Stored records:
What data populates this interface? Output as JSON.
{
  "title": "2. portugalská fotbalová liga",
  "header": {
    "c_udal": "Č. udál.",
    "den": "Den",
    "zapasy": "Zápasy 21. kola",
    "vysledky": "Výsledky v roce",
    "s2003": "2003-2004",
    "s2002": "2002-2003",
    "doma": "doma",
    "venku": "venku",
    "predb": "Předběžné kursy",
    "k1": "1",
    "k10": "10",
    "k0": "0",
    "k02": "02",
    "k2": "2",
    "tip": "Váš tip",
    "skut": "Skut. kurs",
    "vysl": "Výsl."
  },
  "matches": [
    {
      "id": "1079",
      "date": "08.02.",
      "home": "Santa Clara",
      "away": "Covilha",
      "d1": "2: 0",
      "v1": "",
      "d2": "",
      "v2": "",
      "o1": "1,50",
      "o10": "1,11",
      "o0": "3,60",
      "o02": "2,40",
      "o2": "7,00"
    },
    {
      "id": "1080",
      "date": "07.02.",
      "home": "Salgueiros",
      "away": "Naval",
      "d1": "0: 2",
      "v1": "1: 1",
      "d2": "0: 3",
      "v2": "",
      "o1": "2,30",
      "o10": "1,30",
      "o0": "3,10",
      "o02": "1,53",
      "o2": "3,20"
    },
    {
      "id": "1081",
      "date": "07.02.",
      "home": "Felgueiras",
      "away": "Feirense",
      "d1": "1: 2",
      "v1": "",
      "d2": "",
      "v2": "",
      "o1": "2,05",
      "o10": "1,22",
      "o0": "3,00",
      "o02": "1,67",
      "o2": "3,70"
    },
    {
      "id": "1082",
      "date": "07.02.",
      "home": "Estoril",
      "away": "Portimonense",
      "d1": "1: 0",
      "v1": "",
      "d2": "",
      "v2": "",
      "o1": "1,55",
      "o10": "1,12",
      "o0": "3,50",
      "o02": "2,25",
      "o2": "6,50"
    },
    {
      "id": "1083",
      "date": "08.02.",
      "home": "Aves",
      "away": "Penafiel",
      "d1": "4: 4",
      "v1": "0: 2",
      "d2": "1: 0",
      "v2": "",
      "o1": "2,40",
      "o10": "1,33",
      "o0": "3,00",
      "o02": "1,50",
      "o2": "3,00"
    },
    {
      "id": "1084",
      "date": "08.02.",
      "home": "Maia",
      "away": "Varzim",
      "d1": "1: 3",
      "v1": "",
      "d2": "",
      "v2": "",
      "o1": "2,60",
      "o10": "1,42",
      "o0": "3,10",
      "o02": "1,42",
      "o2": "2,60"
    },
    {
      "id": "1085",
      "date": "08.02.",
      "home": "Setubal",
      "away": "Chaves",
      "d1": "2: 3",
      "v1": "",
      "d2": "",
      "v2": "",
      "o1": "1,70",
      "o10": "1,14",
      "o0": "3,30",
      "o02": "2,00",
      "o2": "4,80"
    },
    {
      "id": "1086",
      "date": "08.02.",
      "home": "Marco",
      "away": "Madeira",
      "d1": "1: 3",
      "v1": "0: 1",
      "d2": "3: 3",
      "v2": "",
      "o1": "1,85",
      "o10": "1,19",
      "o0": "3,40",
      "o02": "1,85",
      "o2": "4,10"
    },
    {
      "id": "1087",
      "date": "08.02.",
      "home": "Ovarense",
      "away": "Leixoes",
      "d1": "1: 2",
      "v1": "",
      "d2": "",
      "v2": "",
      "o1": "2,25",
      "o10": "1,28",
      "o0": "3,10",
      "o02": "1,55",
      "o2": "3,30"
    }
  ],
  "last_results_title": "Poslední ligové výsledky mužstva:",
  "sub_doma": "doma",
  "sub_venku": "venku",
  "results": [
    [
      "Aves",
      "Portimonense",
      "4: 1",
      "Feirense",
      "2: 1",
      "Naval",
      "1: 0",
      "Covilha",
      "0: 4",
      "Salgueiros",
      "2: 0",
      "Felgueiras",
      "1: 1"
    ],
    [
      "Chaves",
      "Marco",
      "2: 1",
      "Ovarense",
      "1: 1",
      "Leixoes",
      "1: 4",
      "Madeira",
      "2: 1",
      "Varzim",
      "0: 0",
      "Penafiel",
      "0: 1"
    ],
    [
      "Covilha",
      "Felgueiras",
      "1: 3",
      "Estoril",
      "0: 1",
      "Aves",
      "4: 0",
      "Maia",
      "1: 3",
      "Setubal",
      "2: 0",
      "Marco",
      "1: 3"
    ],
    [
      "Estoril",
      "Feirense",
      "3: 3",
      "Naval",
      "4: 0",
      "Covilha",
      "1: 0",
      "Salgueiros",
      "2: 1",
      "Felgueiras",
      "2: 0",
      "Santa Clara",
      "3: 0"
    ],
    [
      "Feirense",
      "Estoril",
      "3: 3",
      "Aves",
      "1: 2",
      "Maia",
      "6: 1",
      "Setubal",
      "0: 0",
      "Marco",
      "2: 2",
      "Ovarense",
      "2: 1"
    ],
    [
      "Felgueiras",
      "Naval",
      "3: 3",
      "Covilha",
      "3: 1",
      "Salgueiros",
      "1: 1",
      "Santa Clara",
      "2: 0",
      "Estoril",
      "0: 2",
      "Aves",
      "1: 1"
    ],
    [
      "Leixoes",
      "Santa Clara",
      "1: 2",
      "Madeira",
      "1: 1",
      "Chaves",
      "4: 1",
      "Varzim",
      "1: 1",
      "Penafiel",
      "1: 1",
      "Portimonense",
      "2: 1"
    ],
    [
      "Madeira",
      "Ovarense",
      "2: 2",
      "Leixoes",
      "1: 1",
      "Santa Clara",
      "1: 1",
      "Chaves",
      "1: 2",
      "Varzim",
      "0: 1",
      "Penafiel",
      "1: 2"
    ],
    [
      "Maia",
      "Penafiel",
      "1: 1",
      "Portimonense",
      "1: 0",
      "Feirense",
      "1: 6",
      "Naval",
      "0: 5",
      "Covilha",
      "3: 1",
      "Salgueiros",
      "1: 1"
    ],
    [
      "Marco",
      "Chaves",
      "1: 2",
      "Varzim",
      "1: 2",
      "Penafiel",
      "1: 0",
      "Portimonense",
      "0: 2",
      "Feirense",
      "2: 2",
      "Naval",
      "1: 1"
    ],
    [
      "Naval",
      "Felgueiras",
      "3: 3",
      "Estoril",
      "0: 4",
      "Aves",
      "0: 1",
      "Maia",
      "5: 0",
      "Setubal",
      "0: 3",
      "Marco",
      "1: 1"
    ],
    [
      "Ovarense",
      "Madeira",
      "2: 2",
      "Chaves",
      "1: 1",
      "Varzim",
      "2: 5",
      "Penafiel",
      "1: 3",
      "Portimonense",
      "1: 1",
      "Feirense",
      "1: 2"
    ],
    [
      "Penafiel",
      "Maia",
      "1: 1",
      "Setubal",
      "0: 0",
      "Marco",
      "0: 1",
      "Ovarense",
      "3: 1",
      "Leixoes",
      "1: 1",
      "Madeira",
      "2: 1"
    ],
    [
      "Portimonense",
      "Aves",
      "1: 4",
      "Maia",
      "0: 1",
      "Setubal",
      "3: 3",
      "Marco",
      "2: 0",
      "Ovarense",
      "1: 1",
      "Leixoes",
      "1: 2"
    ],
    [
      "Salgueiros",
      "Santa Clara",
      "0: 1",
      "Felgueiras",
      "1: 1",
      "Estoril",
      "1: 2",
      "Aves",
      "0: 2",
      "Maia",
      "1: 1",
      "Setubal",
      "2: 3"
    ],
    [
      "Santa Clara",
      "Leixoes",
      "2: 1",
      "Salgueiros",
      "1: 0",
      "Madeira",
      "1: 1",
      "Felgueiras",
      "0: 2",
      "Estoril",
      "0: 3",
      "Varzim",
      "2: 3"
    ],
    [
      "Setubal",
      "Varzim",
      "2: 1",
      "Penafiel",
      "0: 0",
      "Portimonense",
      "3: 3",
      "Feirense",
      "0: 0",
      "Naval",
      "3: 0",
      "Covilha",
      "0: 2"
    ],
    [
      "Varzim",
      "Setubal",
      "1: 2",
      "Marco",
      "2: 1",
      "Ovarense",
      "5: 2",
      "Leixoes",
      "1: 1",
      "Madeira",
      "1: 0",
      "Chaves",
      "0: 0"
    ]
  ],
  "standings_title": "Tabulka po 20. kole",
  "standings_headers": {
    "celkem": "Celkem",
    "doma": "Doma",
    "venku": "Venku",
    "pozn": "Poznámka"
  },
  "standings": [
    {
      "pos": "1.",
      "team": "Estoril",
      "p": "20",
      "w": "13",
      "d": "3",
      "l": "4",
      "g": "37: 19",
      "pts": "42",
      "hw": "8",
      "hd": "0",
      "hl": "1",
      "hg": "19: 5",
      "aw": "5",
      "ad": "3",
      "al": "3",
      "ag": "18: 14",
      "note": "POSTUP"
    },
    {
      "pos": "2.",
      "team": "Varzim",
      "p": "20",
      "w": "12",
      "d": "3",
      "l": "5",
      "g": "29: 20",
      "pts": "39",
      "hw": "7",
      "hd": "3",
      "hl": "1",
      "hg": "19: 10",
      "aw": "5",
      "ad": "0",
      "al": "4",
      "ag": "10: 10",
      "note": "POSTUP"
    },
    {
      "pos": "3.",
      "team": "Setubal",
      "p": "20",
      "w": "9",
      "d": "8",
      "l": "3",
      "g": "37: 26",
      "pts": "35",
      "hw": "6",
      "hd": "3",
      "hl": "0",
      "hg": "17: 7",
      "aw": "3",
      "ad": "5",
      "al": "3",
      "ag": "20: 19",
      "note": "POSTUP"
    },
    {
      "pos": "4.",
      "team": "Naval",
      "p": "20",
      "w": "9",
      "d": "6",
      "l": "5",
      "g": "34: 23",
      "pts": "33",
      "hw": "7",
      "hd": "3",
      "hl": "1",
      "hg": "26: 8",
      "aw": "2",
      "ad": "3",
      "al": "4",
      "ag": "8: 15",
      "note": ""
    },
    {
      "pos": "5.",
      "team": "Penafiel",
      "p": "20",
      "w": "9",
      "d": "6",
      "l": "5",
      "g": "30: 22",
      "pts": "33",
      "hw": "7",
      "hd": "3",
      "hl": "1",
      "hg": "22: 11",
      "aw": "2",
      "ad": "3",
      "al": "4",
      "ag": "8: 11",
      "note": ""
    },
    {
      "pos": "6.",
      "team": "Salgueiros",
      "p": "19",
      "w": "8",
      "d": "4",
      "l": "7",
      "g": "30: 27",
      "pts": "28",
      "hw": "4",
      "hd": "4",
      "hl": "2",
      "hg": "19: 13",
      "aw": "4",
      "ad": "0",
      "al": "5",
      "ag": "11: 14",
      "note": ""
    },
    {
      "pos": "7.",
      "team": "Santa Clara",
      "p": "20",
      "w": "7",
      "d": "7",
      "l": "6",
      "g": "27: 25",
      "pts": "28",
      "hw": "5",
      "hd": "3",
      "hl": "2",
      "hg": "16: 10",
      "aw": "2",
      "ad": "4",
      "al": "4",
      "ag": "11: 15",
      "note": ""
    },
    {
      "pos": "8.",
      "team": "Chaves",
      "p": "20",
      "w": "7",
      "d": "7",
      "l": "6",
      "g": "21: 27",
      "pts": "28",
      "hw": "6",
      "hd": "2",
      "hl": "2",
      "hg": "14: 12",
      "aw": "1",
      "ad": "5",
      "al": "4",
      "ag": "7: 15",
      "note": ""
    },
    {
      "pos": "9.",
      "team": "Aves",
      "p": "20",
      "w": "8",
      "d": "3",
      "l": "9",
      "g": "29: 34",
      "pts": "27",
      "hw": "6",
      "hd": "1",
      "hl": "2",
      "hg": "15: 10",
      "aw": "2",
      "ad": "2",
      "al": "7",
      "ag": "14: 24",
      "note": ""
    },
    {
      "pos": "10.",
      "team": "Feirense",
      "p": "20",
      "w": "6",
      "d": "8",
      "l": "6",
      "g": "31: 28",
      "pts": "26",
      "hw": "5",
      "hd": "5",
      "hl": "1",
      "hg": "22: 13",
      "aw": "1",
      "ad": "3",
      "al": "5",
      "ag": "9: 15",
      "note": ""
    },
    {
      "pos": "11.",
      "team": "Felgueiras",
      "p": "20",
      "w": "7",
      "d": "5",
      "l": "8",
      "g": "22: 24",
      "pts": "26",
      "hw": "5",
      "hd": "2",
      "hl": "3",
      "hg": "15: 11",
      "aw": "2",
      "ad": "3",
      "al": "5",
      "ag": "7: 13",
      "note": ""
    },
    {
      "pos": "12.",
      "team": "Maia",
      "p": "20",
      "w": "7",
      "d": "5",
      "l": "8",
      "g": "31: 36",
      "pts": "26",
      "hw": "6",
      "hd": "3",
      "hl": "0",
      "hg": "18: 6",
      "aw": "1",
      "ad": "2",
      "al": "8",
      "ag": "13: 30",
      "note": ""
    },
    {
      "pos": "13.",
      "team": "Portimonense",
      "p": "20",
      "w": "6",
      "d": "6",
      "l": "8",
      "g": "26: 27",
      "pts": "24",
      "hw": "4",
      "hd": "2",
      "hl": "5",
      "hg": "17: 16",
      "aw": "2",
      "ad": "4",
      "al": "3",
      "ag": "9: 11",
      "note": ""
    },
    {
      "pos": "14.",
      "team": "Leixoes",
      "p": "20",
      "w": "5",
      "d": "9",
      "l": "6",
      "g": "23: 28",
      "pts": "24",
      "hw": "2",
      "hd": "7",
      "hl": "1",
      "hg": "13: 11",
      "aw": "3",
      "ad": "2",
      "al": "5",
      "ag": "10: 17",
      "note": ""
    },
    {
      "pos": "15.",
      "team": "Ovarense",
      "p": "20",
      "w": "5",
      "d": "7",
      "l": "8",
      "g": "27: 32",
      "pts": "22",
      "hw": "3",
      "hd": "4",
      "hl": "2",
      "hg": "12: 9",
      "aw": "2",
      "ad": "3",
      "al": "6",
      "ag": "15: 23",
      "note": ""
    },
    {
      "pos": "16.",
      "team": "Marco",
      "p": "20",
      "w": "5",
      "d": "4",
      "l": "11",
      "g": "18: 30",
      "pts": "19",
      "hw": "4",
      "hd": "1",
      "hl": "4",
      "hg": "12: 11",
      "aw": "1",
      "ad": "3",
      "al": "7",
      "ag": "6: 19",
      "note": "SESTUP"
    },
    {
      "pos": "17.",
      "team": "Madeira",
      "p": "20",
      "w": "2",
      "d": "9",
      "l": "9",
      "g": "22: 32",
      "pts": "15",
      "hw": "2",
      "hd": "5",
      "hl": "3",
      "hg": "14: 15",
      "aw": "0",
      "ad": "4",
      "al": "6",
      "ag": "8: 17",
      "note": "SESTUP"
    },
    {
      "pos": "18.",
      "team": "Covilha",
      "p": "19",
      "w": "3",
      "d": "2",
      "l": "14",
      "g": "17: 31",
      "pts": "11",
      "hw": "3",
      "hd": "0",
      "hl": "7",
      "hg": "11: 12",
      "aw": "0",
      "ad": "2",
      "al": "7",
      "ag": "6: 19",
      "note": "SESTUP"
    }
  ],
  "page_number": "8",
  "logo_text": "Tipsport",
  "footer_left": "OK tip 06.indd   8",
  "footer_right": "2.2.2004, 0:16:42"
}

SET EXERCISE: Pull out every line containing "venku".

WRITTEN SOLUTION:
    "venku": "venku",
  "sub_venku": "venku",
    "venku": "Venku",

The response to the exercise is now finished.